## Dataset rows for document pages
------

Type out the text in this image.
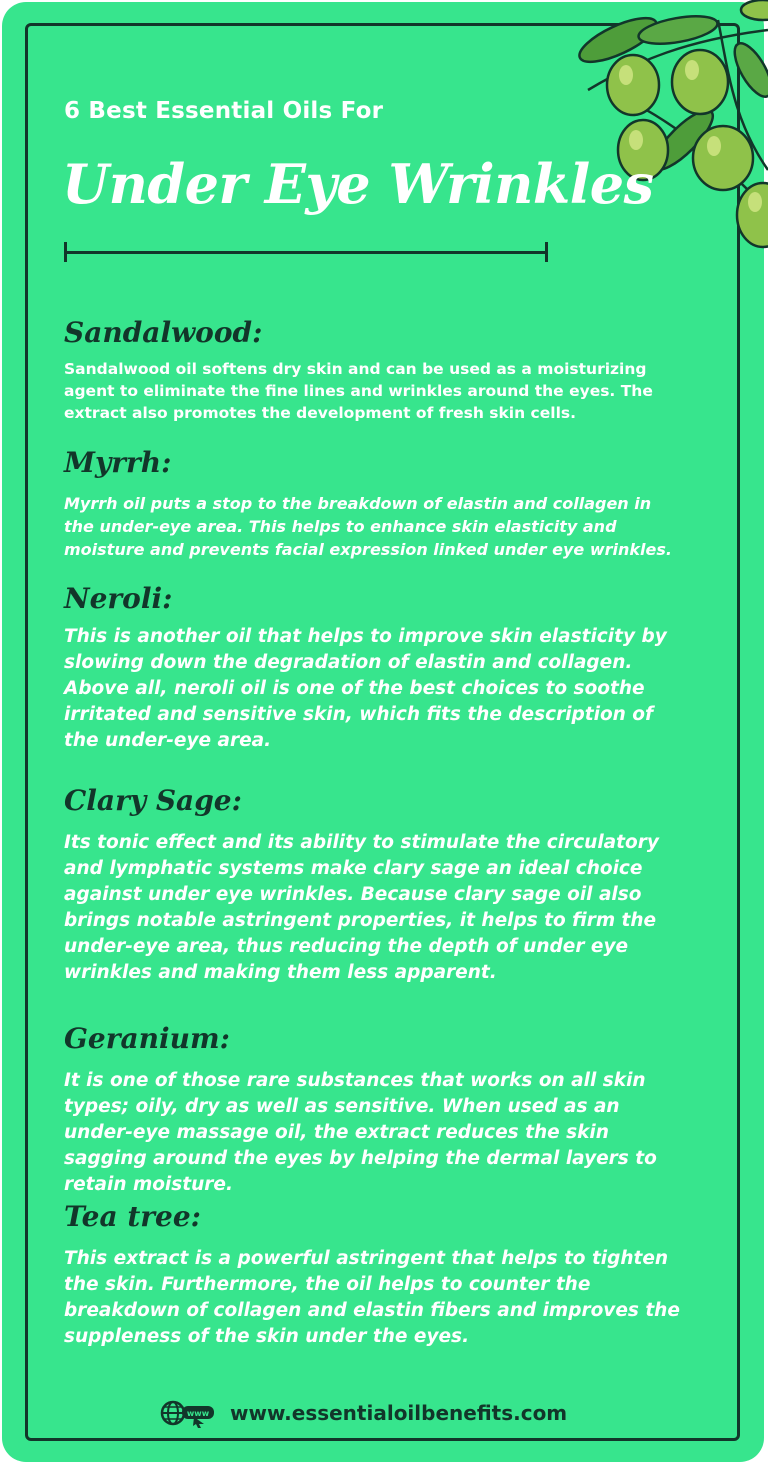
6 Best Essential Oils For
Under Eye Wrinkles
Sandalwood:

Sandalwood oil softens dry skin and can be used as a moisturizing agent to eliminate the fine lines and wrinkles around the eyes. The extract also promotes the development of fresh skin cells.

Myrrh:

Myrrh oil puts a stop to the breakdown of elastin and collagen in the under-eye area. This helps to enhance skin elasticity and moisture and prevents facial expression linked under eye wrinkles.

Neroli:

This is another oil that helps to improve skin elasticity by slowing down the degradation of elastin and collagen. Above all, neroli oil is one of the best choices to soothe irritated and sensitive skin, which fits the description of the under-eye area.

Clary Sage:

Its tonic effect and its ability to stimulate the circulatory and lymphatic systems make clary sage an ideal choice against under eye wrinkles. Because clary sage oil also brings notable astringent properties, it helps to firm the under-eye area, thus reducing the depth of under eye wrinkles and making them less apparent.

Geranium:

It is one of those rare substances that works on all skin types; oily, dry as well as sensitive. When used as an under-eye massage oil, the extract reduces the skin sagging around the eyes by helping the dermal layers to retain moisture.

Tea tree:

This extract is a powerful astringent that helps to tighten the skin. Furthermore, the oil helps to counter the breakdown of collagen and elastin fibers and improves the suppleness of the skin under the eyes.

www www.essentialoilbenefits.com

------

## Your instructions
Would you show every line in the data above that contains the string "breakdown"?

## Expected output
Myrrh oil puts a stop to the breakdown of elastin and collagen in the under-eye area. This helps to enhance skin elasticity and moisture and prevents facial expression linked under eye wrinkles.
This extract is a powerful astringent that helps to tighten the skin. Furthermore, the oil helps to counter the breakdown of collagen and elastin fibers and improves the suppleness of the skin under the eyes.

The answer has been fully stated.